One number, and no other words, should make up the answer: how many lines of the listing contain the string "gegen".

INFORMATION
☆ ☆ ☆ ☆

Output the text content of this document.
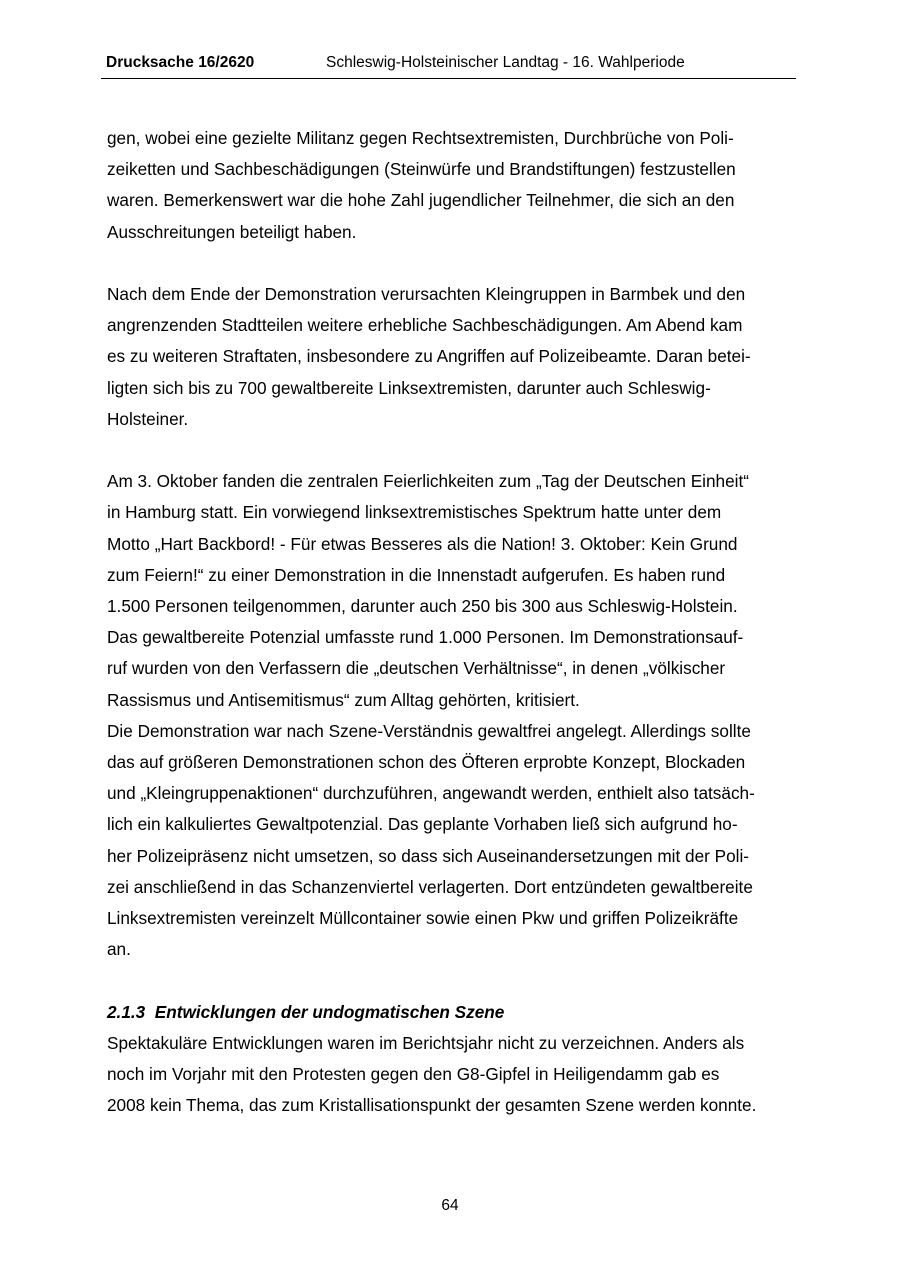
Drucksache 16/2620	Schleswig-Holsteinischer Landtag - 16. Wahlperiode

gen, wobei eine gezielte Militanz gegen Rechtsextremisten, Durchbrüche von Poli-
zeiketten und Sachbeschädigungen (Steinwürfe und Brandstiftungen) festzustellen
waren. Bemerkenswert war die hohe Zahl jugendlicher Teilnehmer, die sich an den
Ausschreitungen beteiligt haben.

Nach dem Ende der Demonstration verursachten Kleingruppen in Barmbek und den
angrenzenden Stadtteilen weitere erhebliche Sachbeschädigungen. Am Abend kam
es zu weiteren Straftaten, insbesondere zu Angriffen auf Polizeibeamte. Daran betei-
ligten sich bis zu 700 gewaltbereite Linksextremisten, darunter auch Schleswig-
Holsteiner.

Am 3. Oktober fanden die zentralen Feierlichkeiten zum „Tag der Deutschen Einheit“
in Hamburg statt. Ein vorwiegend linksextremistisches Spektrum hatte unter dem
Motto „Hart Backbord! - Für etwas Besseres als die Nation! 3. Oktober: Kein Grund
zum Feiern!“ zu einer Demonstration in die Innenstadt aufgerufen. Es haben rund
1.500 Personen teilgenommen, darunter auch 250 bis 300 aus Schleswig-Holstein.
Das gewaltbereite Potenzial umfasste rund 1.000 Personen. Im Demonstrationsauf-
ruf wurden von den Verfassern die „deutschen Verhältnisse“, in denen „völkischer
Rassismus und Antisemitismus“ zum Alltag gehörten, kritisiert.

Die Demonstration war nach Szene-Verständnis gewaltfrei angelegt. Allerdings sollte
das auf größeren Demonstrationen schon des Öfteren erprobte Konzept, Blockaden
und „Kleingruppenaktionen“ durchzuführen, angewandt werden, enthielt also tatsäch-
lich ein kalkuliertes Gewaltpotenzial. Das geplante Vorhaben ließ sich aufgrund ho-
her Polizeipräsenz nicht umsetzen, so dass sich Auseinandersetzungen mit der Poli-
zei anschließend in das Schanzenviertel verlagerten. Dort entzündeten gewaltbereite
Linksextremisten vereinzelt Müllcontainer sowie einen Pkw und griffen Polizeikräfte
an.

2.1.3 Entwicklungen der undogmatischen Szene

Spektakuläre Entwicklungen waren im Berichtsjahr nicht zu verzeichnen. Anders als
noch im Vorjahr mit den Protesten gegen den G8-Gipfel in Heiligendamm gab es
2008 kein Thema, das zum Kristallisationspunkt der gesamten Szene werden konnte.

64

☆ ☆ ☆ ☆

COMPLETED TASK
2